▶ _Required work_: Some lines in the listing below may include the string "icon". How many are there? Give only the number.

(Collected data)
━━━━━━

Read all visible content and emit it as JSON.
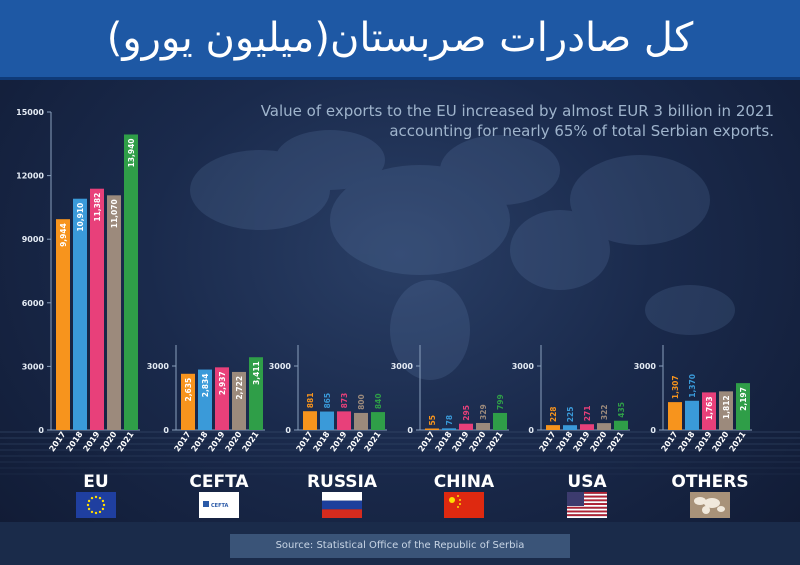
{
  "header": {
    "title": "کل صادرات صربستان(میلیون یورو)"
  },
  "subtitle": "Value of exports to the EU increased by almost EUR 3 billion in 2021 accounting for nearly 65% of total Serbian exports.",
  "source": "Source: Statistical Office of the Republic of Serbia",
  "colors": {
    "2017": "#f7941d",
    "2018": "#3a9ad9",
    "2019": "#e8407a",
    "2020": "#9c8a7c",
    "2021": "#2f9e48"
  },
  "chart_data": {
    "type": "bar",
    "years": [
      "2017",
      "2018",
      "2019",
      "2020",
      "2021"
    ],
    "main_axis": {
      "ylim": [
        0,
        15000
      ],
      "ticks": [
        "0",
        "3000",
        "6000",
        "9000",
        "12000",
        "15000"
      ]
    },
    "small_axis": {
      "ticks": [
        "0",
        "3000"
      ]
    },
    "groups": [
      {
        "name": "EU",
        "flag": "eu-flag-icon",
        "values": [
          9944,
          10910,
          11382,
          11070,
          13940
        ],
        "labels": [
          "9,944",
          "10,910",
          "11,382",
          "11,070",
          "13,940"
        ]
      },
      {
        "name": "CEFTA",
        "flag": "cefta-flag-icon",
        "flag_text": "CEFTA",
        "values": [
          2635,
          2834,
          2937,
          2722,
          3411
        ],
        "labels": [
          "2,635",
          "2,834",
          "2,937",
          "2,722",
          "3,411"
        ]
      },
      {
        "name": "RUSSIA",
        "flag": "russia-flag-icon",
        "values": [
          881,
          865,
          873,
          800,
          840
        ],
        "labels": [
          "881",
          "865",
          "873",
          "800",
          "840"
        ]
      },
      {
        "name": "CHINA",
        "flag": "china-flag-icon",
        "values": [
          55,
          78,
          295,
          329,
          799
        ],
        "labels": [
          "55",
          "78",
          "295",
          "329",
          "799"
        ]
      },
      {
        "name": "USA",
        "flag": "usa-flag-icon",
        "values": [
          228,
          225,
          271,
          322,
          435
        ],
        "labels": [
          "228",
          "225",
          "271",
          "322",
          "435"
        ]
      },
      {
        "name": "OTHERS",
        "flag": "world-map-icon",
        "values": [
          1307,
          1370,
          1763,
          1812,
          2197
        ],
        "labels": [
          "1,307",
          "1,370",
          "1,763",
          "1,812",
          "2,197"
        ]
      }
    ]
  }
}
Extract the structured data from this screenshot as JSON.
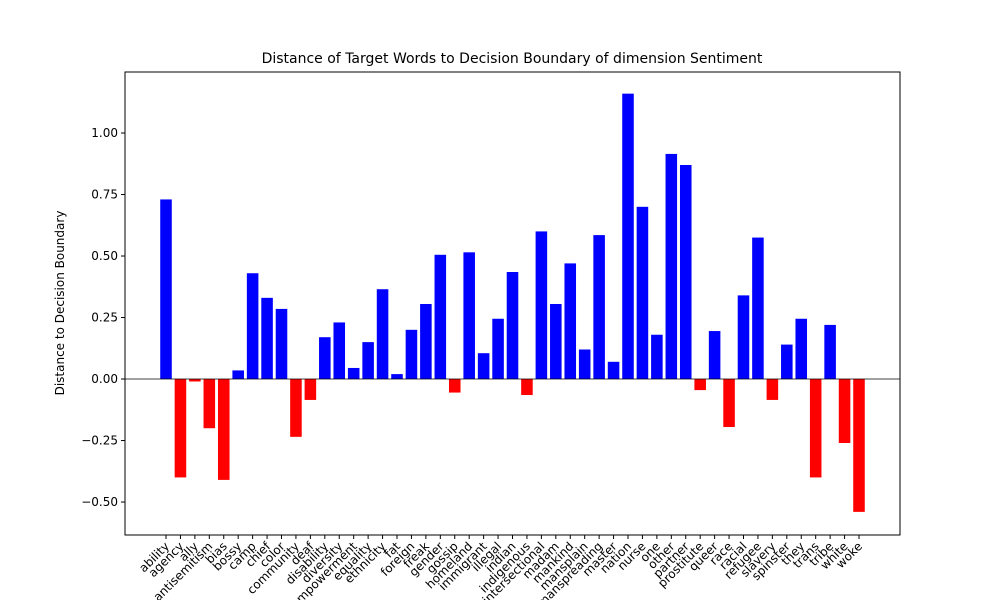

━━━━━━

▶ _Expected output_: 6